__Work instructions__
When the string "amino" is part of a line in the data below, report the whole line.

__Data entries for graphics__
···
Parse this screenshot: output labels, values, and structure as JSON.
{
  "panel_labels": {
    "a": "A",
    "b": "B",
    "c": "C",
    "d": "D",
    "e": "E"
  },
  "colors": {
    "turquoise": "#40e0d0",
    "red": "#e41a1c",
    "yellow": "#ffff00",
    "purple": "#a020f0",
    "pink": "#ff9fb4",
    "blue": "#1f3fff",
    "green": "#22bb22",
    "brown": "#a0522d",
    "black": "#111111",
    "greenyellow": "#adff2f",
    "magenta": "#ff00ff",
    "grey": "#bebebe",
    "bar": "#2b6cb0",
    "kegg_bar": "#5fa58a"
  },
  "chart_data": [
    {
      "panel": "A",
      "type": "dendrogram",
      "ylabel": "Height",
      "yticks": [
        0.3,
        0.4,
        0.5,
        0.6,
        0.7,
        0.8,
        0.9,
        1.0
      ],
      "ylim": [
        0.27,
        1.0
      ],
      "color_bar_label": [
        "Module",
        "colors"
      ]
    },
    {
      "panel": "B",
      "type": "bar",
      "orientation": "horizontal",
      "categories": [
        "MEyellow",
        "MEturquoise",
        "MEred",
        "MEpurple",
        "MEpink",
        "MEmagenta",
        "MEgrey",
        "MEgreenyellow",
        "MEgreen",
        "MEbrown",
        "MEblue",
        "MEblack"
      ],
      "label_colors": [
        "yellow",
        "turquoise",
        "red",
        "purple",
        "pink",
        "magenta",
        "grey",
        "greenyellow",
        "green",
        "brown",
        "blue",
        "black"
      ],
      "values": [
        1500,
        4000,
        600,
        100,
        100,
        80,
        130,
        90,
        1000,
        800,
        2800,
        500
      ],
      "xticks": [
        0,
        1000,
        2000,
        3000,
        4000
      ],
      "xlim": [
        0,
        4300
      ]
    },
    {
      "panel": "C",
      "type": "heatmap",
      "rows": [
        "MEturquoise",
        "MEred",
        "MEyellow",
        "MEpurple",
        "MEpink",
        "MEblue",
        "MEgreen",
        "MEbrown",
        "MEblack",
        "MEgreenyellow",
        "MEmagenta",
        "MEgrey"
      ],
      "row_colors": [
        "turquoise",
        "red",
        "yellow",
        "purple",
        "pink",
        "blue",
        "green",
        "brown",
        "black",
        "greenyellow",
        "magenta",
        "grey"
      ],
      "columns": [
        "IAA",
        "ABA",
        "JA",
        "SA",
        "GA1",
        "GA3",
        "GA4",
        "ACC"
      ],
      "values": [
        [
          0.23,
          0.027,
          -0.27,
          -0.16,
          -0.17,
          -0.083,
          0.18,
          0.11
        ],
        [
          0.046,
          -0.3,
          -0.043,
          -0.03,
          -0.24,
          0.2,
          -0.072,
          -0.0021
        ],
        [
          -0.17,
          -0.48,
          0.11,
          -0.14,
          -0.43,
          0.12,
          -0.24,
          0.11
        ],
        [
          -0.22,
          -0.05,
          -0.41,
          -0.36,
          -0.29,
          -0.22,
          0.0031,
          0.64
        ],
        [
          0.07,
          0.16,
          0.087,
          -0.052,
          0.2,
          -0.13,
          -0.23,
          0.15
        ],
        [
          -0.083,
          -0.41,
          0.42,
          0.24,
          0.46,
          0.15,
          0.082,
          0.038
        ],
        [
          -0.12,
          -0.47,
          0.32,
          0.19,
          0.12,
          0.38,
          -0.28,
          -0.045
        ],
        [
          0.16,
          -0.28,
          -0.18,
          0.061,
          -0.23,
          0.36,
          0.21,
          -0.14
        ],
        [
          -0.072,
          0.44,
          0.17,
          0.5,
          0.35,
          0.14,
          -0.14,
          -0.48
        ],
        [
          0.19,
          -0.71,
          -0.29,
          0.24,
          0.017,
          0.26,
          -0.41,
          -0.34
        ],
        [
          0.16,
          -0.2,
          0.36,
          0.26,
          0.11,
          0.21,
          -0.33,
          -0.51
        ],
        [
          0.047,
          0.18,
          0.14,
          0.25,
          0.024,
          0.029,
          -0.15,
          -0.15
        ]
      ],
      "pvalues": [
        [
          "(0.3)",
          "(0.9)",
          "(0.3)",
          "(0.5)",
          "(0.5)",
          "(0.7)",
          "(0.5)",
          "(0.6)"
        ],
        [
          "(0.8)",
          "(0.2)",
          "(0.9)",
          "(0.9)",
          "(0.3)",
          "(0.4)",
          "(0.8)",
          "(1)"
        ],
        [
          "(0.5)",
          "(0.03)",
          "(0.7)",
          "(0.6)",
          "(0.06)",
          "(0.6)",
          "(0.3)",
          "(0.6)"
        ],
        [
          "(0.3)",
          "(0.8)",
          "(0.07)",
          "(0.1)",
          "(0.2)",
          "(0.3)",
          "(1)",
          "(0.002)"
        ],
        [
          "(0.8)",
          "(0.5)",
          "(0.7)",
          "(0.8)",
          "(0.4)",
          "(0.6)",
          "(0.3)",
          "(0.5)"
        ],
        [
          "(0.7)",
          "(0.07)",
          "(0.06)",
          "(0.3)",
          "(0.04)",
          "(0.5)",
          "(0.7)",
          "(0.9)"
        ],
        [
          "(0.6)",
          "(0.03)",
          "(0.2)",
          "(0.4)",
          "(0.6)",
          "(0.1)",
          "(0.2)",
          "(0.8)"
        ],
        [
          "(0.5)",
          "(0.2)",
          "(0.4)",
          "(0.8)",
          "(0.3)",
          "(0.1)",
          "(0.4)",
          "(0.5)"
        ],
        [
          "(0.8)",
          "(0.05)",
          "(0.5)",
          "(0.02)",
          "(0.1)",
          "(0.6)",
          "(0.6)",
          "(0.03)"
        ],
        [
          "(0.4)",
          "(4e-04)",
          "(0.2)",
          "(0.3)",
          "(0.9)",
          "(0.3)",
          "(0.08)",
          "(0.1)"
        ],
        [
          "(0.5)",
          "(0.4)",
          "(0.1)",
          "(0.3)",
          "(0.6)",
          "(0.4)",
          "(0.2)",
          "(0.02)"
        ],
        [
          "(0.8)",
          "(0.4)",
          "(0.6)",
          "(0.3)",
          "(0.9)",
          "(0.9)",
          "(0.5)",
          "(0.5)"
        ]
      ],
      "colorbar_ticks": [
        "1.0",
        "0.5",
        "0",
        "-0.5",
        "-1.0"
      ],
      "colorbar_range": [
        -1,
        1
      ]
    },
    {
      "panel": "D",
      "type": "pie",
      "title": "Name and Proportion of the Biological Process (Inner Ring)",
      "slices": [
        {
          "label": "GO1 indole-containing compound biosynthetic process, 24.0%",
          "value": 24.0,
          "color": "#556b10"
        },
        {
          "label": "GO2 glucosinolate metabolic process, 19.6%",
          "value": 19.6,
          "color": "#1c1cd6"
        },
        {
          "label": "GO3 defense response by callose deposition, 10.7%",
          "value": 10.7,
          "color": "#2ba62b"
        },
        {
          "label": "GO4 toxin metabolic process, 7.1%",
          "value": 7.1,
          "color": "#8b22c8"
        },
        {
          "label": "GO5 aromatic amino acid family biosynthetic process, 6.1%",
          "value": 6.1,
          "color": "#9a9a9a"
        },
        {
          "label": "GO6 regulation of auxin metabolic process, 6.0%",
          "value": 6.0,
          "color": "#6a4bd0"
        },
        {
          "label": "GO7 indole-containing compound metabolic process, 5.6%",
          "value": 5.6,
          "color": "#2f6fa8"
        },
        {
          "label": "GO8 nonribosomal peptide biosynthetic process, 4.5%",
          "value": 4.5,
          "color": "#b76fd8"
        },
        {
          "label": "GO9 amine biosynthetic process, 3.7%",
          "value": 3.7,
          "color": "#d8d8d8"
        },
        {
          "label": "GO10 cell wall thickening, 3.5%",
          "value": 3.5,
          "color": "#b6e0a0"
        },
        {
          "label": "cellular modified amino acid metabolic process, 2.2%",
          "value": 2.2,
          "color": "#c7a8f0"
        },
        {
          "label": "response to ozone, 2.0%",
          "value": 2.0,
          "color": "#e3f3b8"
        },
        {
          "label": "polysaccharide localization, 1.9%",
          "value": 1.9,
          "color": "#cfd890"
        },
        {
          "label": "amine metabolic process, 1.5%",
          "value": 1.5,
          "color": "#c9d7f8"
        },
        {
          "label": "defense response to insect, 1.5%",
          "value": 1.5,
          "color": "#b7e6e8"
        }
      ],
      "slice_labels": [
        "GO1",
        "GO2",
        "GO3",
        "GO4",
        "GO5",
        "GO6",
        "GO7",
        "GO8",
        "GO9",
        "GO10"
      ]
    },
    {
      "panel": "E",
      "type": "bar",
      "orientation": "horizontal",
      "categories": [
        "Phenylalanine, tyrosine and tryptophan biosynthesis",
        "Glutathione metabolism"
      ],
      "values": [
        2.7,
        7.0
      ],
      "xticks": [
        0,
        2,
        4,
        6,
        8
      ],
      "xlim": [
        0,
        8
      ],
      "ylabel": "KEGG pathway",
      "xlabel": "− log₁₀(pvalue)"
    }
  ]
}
···
__Response below__
          "label": "GO5 aromatic amino acid family biosynthetic process, 6.1%",
          "label": "cellular modified amino acid metabolic process, 2.2%",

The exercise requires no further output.